* DO THIS *
Make an exact copy of all the data.

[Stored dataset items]
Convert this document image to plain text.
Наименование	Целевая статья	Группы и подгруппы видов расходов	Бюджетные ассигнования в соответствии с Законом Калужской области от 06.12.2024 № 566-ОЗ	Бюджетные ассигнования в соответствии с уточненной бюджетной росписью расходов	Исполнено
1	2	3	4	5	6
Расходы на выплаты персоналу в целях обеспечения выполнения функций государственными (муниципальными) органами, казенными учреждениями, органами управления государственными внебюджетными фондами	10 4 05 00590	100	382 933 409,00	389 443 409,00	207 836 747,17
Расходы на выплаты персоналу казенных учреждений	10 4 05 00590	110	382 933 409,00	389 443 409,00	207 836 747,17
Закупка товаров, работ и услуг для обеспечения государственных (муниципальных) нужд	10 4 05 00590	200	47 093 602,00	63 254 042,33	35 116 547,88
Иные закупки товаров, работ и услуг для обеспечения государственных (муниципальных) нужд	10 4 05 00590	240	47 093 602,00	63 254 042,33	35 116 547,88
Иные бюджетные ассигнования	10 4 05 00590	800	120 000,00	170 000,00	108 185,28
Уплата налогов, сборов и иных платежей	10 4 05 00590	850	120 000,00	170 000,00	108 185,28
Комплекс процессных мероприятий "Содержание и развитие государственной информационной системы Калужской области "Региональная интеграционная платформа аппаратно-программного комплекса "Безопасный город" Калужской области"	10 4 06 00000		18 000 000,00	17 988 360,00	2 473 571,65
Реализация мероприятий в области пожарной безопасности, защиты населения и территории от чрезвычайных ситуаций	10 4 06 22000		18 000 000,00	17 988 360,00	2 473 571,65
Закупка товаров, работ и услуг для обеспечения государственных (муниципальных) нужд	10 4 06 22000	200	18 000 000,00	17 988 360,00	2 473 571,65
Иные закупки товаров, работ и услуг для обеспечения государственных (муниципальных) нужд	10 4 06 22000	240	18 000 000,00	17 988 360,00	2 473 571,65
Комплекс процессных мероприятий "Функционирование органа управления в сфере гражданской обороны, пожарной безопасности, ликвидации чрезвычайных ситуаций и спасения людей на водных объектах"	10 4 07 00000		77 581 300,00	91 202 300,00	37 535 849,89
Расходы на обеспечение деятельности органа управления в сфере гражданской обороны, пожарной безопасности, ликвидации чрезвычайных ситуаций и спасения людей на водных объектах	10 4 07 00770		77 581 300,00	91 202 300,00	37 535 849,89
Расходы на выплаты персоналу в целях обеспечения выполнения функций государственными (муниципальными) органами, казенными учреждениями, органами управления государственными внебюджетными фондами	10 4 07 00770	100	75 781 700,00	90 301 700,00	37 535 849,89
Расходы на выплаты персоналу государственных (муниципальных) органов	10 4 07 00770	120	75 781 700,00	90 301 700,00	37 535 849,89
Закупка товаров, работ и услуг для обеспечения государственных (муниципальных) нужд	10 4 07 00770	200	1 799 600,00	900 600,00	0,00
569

* EXERCISE RESPONSE *
Convert this document image to plain text.
Наименование	Целевая статья	Группы и подгруппы видов расходов	Бюджетные ассигнования в соответствии с Законом Калужской области от 06.12.2024 № 566-ОЗ	Бюджетные ассигнования в соответствии с уточненной бюджетной росписью расходов	Исполнено
1	2	3	4	5	6
Расходы на выплаты персоналу в целях обеспечения выполнения функций государственными (муниципальными) органами, казенными учреждениями, органами управления государственными внебюджетными фондами	10 4 05 00590	100	382 933 409,00	389 443 409,00	207 836 747,17
Расходы на выплаты персоналу казенных учреждений	10 4 05 00590	110	382 933 409,00	389 443 409,00	207 836 747,17
Закупка товаров, работ и услуг для обеспечения государственных (муниципальных) нужд	10 4 05 00590	200	47 093 602,00	63 254 042,33	35 116 547,88
Иные закупки товаров, работ и услуг для обеспечения государственных (муниципальных) нужд	10 4 05 00590	240	47 093 602,00	63 254 042,33	35 116 547,88
Иные бюджетные ассигнования	10 4 05 00590	800	120 000,00	170 000,00	108 185,28
Уплата налогов, сборов и иных платежей	10 4 05 00590	850	120 000,00	170 000,00	108 185,28
Комплекс процессных мероприятий "Содержание и развитие государственной информационной системы Калужской области "Региональная интеграционная платформа аппаратно-программного комплекса "Безопасный город" Калужской области"	10 4 06 00000		18 000 000,00	17 988 360,00	2 473 571,65
Реализация мероприятий в области пожарной безопасности, защиты населения и территории от чрезвычайных ситуаций	10 4 06 22000		18 000 000,00	17 988 360,00	2 473 571,65
Закупка товаров, работ и услуг для обеспечения государственных (муниципальных) нужд	10 4 06 22000	200	18 000 000,00	17 988 360,00	2 473 571,65
Иные закупки товаров, работ и услуг для обеспечения государственных (муниципальных) нужд	10 4 06 22000	240	18 000 000,00	17 988 360,00	2 473 571,65
Комплекс процессных мероприятий "Функционирование органа управления в сфере гражданской обороны, пожарной безопасности, ликвидации чрезвычайных ситуаций и спасения людей на водных объектах"	10 4 07 00000		77 581 300,00	91 202 300,00	37 535 849,89
Расходы на обеспечение деятельности органа управления в сфере гражданской обороны, пожарной безопасности, ликвидации чрезвычайных ситуаций и спасения людей на водных объектах	10 4 07 00770		77 581 300,00	91 202 300,00	37 535 849,89
Расходы на выплаты персоналу в целях обеспечения выполнения функций государственными (муниципальными) органами, казенными учреждениями, органами управления государственными внебюджетными фондами	10 4 07 00770	100	75 781 700,00	90 301 700,00	37 535 849,89
Расходы на выплаты персоналу государственных (муниципальных) органов	10 4 07 00770	120	75 781 700,00	90 301 700,00	37 535 849,89
Закупка товаров, работ и услуг для обеспечения государственных (муниципальных) нужд	10 4 07 00770	200	1 799 600,00	900 600,00	0,00
569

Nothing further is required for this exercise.